● **Work to be completed**
Find every line in the records below that holds the word "comment" and copy it.

● **Provided data**
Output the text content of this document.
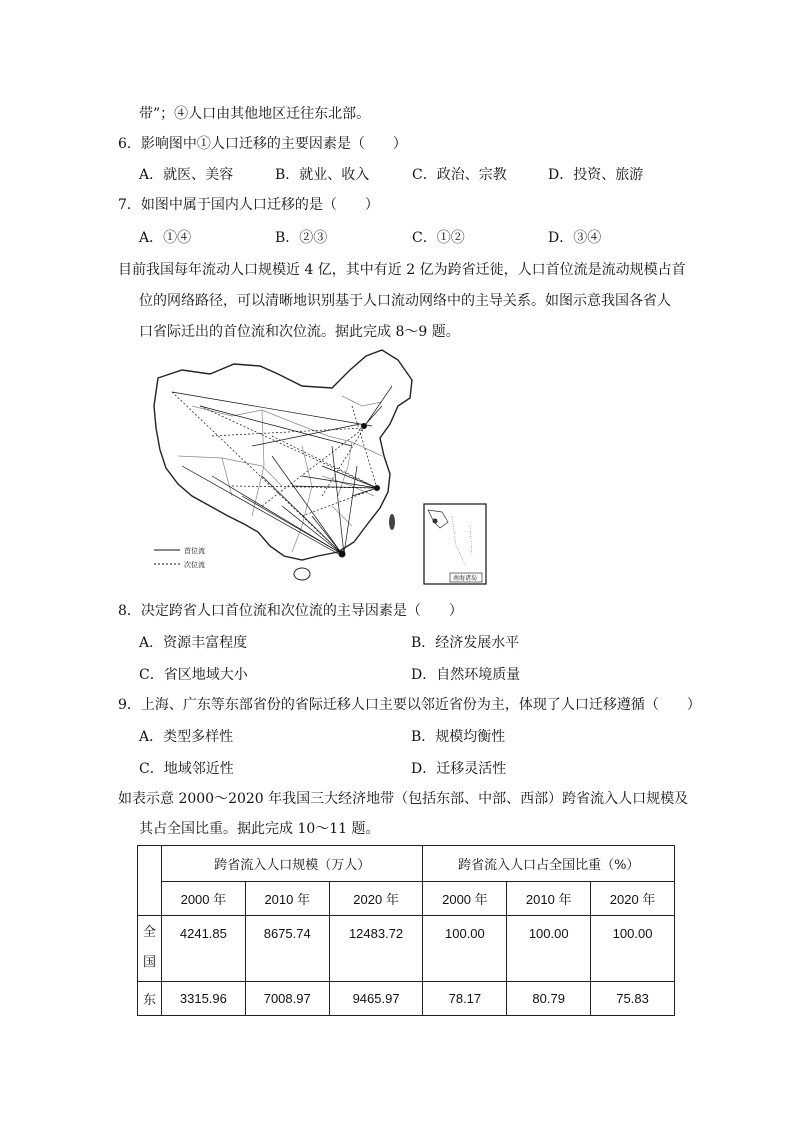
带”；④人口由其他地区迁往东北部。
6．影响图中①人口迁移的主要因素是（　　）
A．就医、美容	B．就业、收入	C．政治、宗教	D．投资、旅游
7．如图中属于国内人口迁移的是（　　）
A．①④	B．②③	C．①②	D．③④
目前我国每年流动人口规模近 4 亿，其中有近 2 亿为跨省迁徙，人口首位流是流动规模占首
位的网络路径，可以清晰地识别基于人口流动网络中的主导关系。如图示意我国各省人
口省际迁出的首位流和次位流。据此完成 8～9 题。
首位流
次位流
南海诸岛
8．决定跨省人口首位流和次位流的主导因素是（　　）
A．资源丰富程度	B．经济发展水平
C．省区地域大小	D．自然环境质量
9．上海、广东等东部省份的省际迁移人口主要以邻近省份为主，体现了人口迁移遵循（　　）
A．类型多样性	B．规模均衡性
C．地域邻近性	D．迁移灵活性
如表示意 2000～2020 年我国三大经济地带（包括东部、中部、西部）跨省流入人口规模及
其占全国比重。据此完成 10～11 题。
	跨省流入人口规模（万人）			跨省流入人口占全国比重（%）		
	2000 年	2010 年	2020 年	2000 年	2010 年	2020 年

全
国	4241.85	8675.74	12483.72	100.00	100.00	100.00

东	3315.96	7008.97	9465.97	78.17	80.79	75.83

* * *

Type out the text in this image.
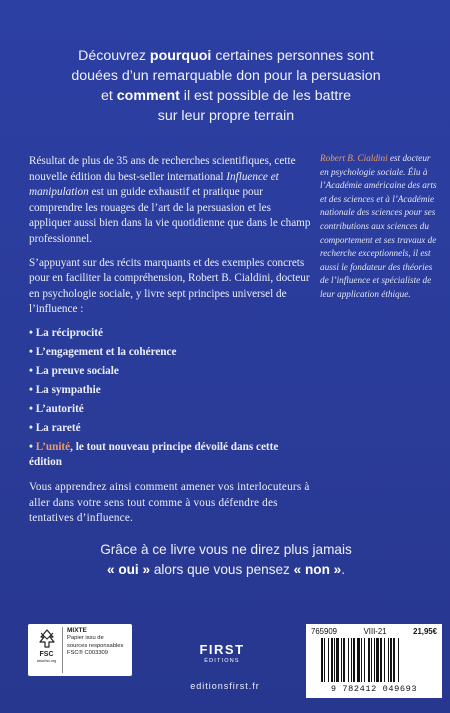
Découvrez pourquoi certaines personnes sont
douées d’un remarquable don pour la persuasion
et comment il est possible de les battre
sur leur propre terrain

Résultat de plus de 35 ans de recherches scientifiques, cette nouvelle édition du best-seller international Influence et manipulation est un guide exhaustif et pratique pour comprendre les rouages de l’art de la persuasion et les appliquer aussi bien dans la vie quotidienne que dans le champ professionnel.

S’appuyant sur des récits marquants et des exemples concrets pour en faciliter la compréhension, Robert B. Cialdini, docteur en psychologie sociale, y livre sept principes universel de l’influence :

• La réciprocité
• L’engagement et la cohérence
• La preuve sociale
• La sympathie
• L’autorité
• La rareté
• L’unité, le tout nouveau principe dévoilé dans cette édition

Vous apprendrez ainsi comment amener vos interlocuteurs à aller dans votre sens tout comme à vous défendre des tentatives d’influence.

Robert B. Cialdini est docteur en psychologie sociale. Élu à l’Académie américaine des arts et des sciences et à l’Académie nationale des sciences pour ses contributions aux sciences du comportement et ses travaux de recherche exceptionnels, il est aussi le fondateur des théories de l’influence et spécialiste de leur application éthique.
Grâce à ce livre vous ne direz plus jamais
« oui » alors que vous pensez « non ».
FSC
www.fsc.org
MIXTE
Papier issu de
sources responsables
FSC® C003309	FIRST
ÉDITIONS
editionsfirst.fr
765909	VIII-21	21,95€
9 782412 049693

● **Complete answer**
et comment il est possible de les battre
Vous apprendrez ainsi comment amener vos interlocuteurs à aller dans votre sens tout comme à vous défendre des tentatives d’influence.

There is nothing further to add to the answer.